# Problem description
In the copy, include every entry exactly but none of the pictures.

___ Extracted material ___

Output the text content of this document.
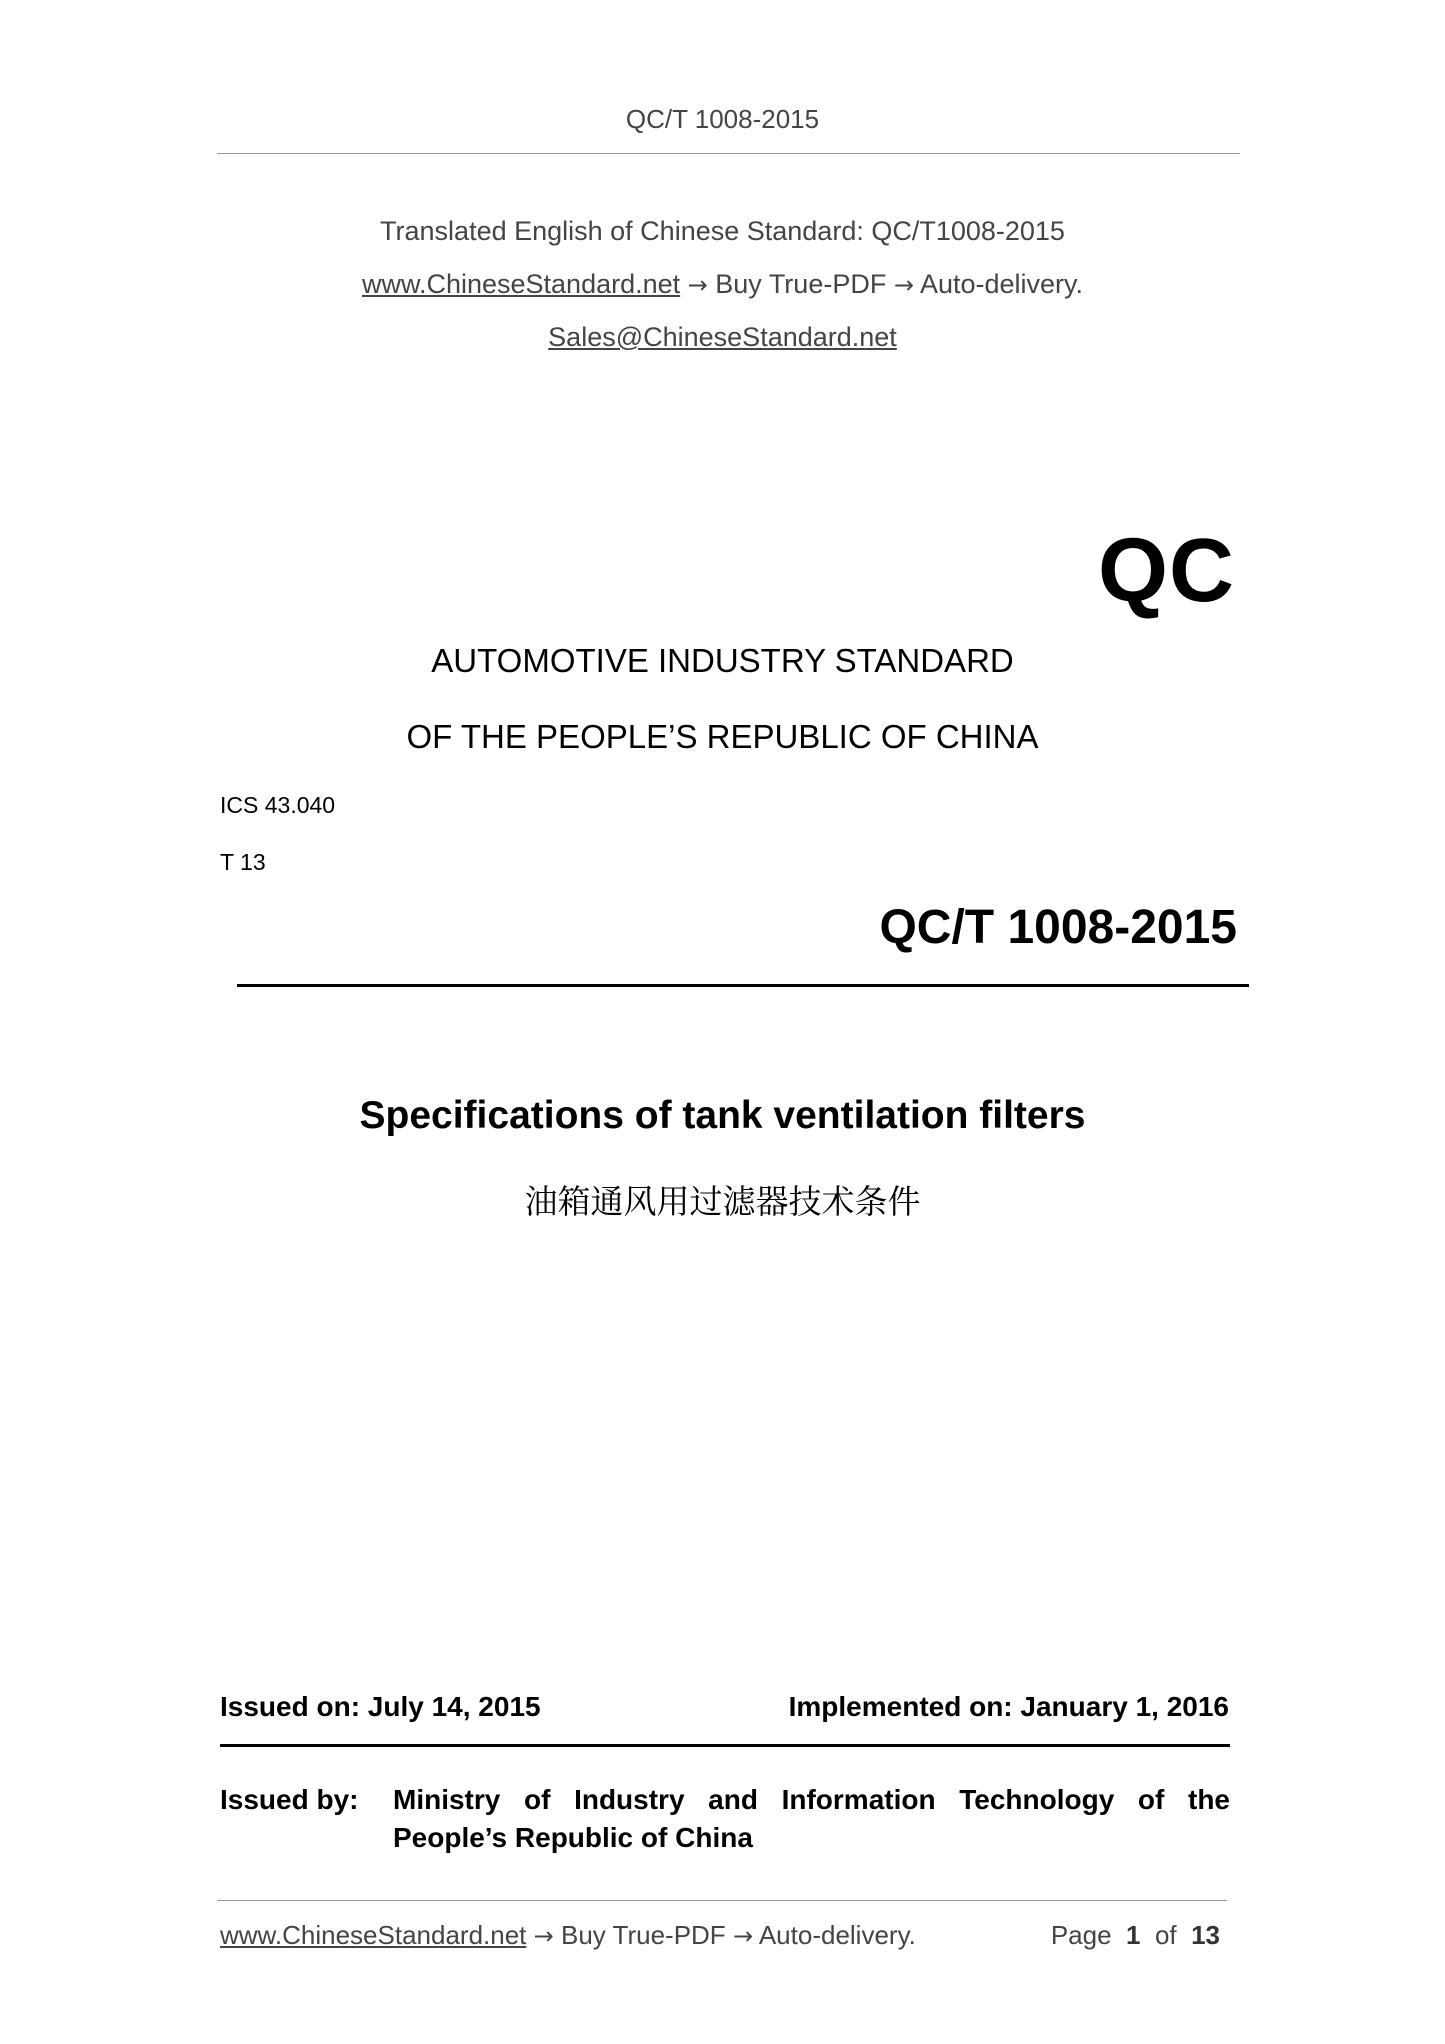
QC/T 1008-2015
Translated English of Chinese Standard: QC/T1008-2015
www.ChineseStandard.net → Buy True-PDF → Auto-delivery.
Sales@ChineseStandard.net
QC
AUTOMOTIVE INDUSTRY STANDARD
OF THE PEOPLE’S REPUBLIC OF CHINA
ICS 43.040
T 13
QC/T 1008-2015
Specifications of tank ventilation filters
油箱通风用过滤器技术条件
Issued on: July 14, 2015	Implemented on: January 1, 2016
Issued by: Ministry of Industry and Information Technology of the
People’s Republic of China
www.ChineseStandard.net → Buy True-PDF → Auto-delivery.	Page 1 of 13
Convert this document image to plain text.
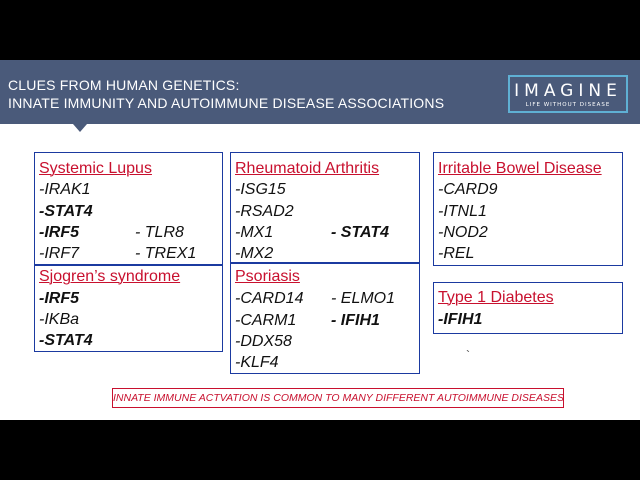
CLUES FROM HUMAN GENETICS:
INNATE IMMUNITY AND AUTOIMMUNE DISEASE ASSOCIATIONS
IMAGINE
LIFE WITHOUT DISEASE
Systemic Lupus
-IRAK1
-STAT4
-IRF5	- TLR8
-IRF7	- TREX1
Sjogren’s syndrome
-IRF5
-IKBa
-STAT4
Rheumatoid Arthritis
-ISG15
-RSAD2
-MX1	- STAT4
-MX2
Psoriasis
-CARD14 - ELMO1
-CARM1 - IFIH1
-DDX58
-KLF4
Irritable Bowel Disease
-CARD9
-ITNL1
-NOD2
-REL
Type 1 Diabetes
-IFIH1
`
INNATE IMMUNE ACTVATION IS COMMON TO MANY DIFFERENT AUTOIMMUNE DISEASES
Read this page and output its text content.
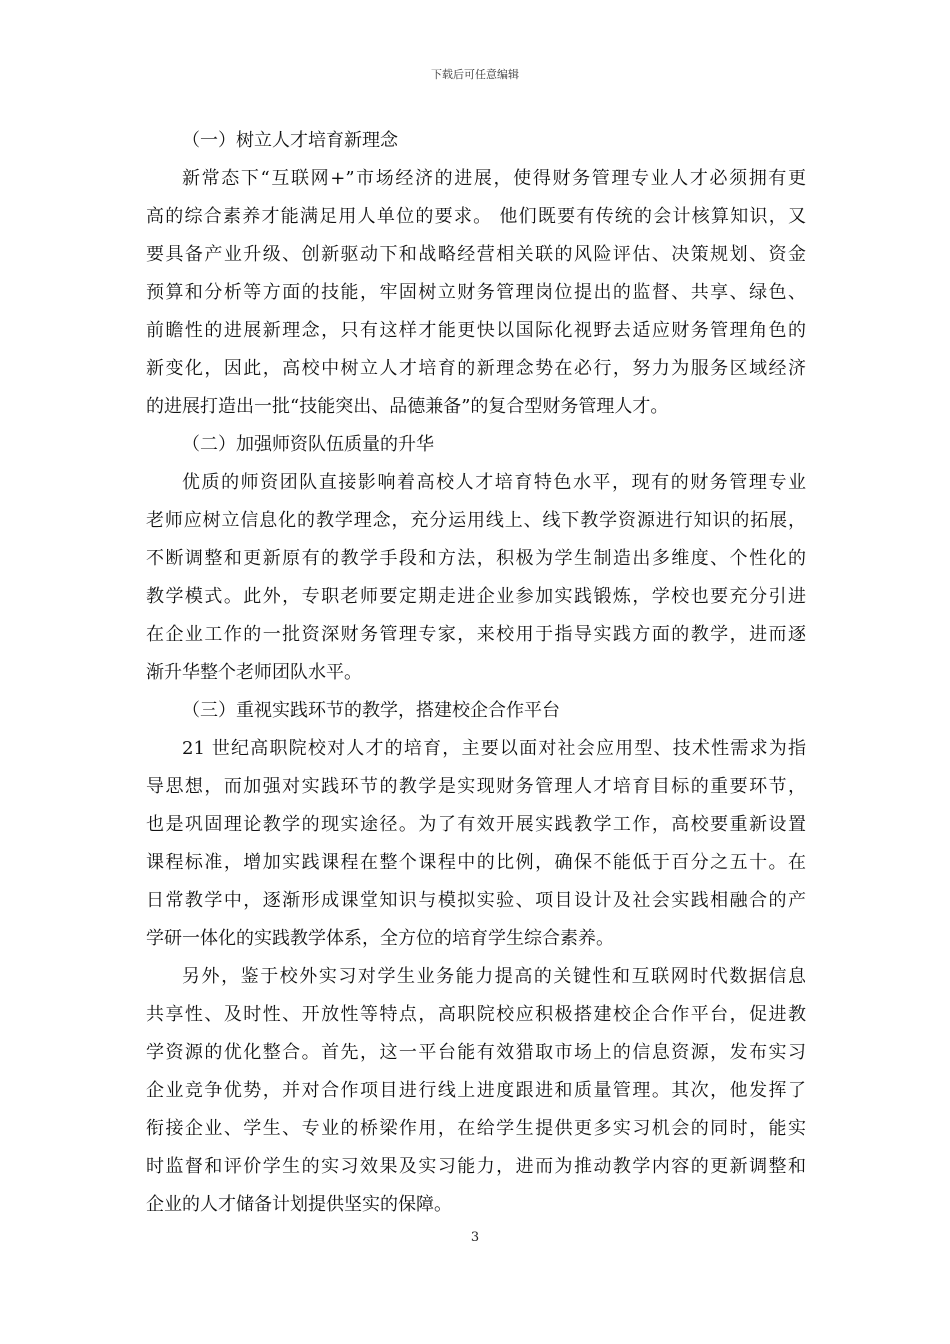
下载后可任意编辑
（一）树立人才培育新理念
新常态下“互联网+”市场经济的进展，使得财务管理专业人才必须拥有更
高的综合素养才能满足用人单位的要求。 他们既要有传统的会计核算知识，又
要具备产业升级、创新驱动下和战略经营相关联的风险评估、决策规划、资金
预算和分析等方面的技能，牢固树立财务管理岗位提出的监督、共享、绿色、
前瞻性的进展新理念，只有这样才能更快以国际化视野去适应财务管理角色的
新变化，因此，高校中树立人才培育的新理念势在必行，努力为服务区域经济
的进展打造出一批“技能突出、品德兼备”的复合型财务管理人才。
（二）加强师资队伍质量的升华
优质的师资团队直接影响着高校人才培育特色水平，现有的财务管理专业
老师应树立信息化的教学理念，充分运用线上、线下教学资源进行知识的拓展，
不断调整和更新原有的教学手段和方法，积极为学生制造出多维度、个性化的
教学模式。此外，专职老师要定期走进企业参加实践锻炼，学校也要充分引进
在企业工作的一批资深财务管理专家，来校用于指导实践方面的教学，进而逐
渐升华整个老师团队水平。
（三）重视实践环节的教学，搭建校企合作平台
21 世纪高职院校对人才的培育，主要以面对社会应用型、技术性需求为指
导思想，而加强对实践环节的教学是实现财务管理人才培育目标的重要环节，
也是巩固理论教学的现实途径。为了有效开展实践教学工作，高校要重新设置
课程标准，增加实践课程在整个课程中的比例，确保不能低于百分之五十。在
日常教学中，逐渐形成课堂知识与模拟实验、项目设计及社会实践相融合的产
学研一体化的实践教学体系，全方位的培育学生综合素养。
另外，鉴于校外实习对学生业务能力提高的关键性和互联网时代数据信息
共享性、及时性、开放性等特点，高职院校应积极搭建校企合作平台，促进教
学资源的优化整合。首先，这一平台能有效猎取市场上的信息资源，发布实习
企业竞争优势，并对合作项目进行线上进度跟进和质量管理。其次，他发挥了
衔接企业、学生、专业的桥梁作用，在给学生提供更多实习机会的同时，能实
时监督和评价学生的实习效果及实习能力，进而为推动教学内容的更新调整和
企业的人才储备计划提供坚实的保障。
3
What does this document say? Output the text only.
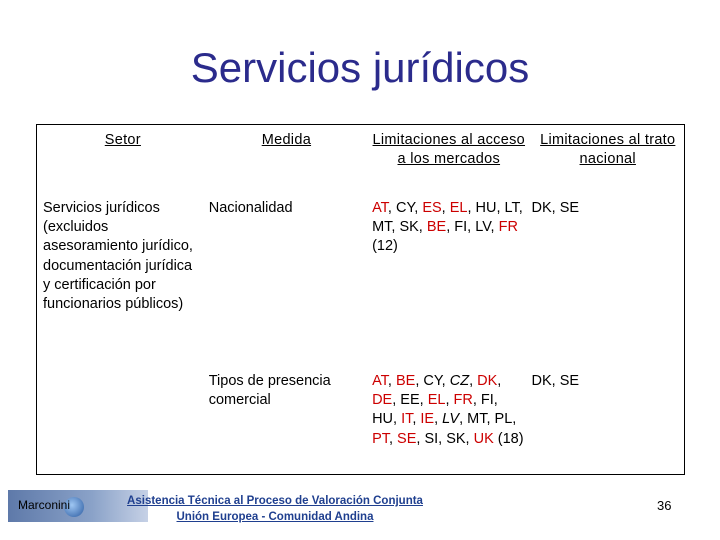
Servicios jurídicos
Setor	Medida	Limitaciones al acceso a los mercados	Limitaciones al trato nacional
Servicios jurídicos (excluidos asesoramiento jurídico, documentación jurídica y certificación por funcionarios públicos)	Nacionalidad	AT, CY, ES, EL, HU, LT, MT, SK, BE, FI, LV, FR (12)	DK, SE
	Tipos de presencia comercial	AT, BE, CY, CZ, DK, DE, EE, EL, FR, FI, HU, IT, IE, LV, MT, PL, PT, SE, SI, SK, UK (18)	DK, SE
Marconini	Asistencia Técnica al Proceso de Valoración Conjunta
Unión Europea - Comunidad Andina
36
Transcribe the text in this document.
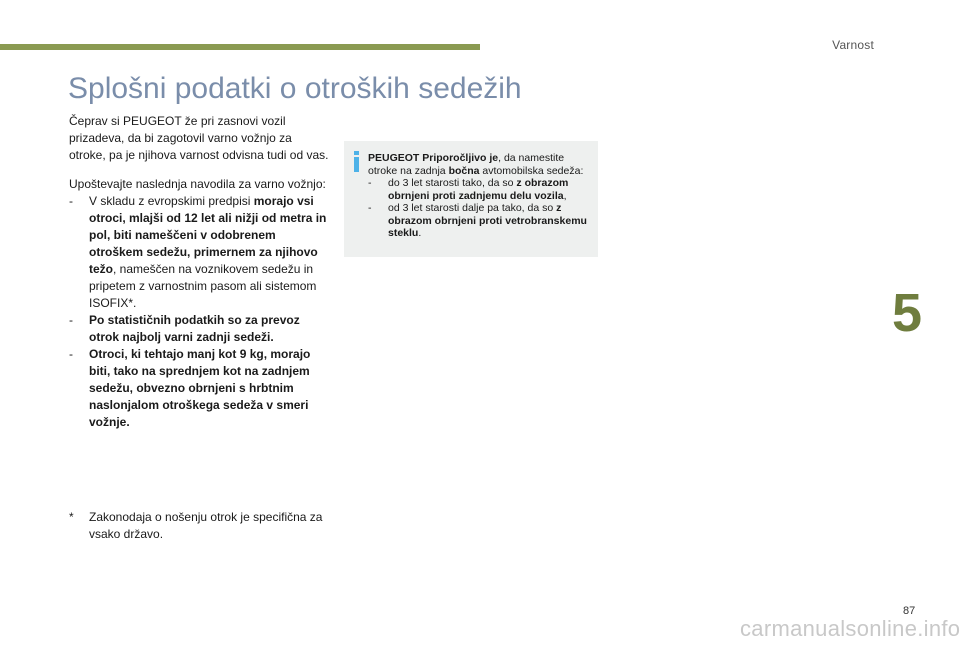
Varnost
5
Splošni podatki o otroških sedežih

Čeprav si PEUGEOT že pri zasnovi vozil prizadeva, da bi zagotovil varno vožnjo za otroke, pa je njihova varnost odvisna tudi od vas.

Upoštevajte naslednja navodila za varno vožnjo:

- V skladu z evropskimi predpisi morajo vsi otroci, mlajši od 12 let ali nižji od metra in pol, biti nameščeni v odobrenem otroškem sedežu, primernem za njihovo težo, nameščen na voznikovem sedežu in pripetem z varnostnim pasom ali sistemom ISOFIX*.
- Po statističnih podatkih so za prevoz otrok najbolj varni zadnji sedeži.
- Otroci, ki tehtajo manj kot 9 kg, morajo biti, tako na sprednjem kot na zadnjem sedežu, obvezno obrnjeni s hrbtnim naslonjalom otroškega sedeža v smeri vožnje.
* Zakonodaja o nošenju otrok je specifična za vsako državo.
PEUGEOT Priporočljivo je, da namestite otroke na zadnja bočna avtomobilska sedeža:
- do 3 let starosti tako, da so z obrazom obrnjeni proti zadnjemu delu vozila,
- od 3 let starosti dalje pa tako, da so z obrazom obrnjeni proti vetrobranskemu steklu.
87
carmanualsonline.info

___

# Written solution
Output the text content of this document.
QC/T 1008-2015
Translated English of Chinese Standard: QC/T1008-2015
www.ChineseStandard.net → Buy True-PDF → Auto-delivery.
Sales@ChineseStandard.net
QC
AUTOMOTIVE INDUSTRY STANDARD
OF THE PEOPLE’S REPUBLIC OF CHINA
ICS 43.040
T 13
QC/T 1008-2015
Specifications of tank ventilation filters
油箱通风用过滤器技术条件
Issued on: July 14, 2015	Implemented on: January 1, 2016
Issued by: Ministry of Industry and Information Technology of the
People’s Republic of China
www.ChineseStandard.net → Buy True-PDF → Auto-delivery.	Page 1 of 13
Convert this document image to plain text.
CLUES FROM HUMAN GENETICS:
INNATE IMMUNITY AND AUTOIMMUNE DISEASE ASSOCIATIONS
IMAGINE
LIFE WITHOUT DISEASE
Systemic Lupus
-IRAK1
-STAT4
-IRF5	- TLR8
-IRF7	- TREX1
Sjogren’s syndrome
-IRF5
-IKBa
-STAT4
Rheumatoid Arthritis
-ISG15
-RSAD2
-MX1	- STAT4
-MX2
Psoriasis
-CARD14 - ELMO1
-CARM1 - IFIH1
-DDX58
-KLF4
Irritable Bowel Disease
-CARD9
-ITNL1
-NOD2
-REL
Type 1 Diabetes
-IFIH1
`
INNATE IMMUNE ACTVATION IS COMMON TO MANY DIFFERENT AUTOIMMUNE DISEASES
Read this page and output its text content.
下载后可任意编辑
（一）树立人才培育新理念
新常态下“互联网+”市场经济的进展，使得财务管理专业人才必须拥有更
高的综合素养才能满足用人单位的要求。 他们既要有传统的会计核算知识，又
要具备产业升级、创新驱动下和战略经营相关联的风险评估、决策规划、资金
预算和分析等方面的技能，牢固树立财务管理岗位提出的监督、共享、绿色、
前瞻性的进展新理念，只有这样才能更快以国际化视野去适应财务管理角色的
新变化，因此，高校中树立人才培育的新理念势在必行，努力为服务区域经济
的进展打造出一批“技能突出、品德兼备”的复合型财务管理人才。
（二）加强师资队伍质量的升华
优质的师资团队直接影响着高校人才培育特色水平，现有的财务管理专业
老师应树立信息化的教学理念，充分运用线上、线下教学资源进行知识的拓展，
不断调整和更新原有的教学手段和方法，积极为学生制造出多维度、个性化的
教学模式。此外，专职老师要定期走进企业参加实践锻炼，学校也要充分引进
在企业工作的一批资深财务管理专家，来校用于指导实践方面的教学，进而逐
渐升华整个老师团队水平。
（三）重视实践环节的教学，搭建校企合作平台
21 世纪高职院校对人才的培育，主要以面对社会应用型、技术性需求为指
导思想，而加强对实践环节的教学是实现财务管理人才培育目标的重要环节，
也是巩固理论教学的现实途径。为了有效开展实践教学工作，高校要重新设置
课程标准，增加实践课程在整个课程中的比例，确保不能低于百分之五十。在
日常教学中，逐渐形成课堂知识与模拟实验、项目设计及社会实践相融合的产
学研一体化的实践教学体系，全方位的培育学生综合素养。
另外，鉴于校外实习对学生业务能力提高的关键性和互联网时代数据信息
共享性、及时性、开放性等特点，高职院校应积极搭建校企合作平台，促进教
学资源的优化整合。首先，这一平台能有效猎取市场上的信息资源，发布实习
企业竞争优势，并对合作项目进行线上进度跟进和质量管理。其次，他发挥了
衔接企业、学生、专业的桥梁作用，在给学生提供更多实习机会的同时，能实
时监督和评价学生的实习效果及实习能力，进而为推动教学内容的更新调整和
企业的人才储备计划提供坚实的保障。
3
What does this document say? Output the text only.
Servicios jurídicos
Setor	Medida	Limitaciones al acceso a los mercados	Limitaciones al trato nacional
Servicios jurídicos (excluidos asesoramiento jurídico, documentación jurídica y certificación por funcionarios públicos)	Nacionalidad	AT, CY, ES, EL, HU, LT, MT, SK, BE, FI, LV, FR (12)	DK, SE
	Tipos de presencia comercial	AT, BE, CY, CZ, DK, DE, EE, EL, FR, FI, HU, IT, IE, LV, MT, PL, PT, SE, SI, SK, UK (18)	DK, SE
Marconini	Asistencia Técnica al Proceso de Valoración Conjunta
Unión Europea - Comunidad Andina
36
Transcribe the text in this document.
Varnost
5
Splošni podatki o otroških sedežih

Čeprav si PEUGEOT že pri zasnovi vozil prizadeva, da bi zagotovil varno vožnjo za otroke, pa je njihova varnost odvisna tudi od vas.

Upoštevajte naslednja navodila za varno vožnjo:

- V skladu z evropskimi predpisi morajo vsi otroci, mlajši od 12 let ali nižji od metra in pol, biti nameščeni v odobrenem otroškem sedežu, primernem za njihovo težo, nameščen na voznikovem sedežu in pripetem z varnostnim pasom ali sistemom ISOFIX*.
- Po statističnih podatkih so za prevoz otrok najbolj varni zadnji sedeži.
- Otroci, ki tehtajo manj kot 9 kg, morajo biti, tako na sprednjem kot na zadnjem sedežu, obvezno obrnjeni s hrbtnim naslonjalom otroškega sedeža v smeri vožnje.
* Zakonodaja o nošenju otrok je specifična za vsako državo.
PEUGEOT Priporočljivo je, da namestite otroke na zadnja bočna avtomobilska sedeža:
- do 3 let starosti tako, da so z obrazom obrnjeni proti zadnjemu delu vozila,
- od 3 let starosti dalje pa tako, da so z obrazom obrnjeni proti vetrobranskemu steklu.
87
carmanualsonline.info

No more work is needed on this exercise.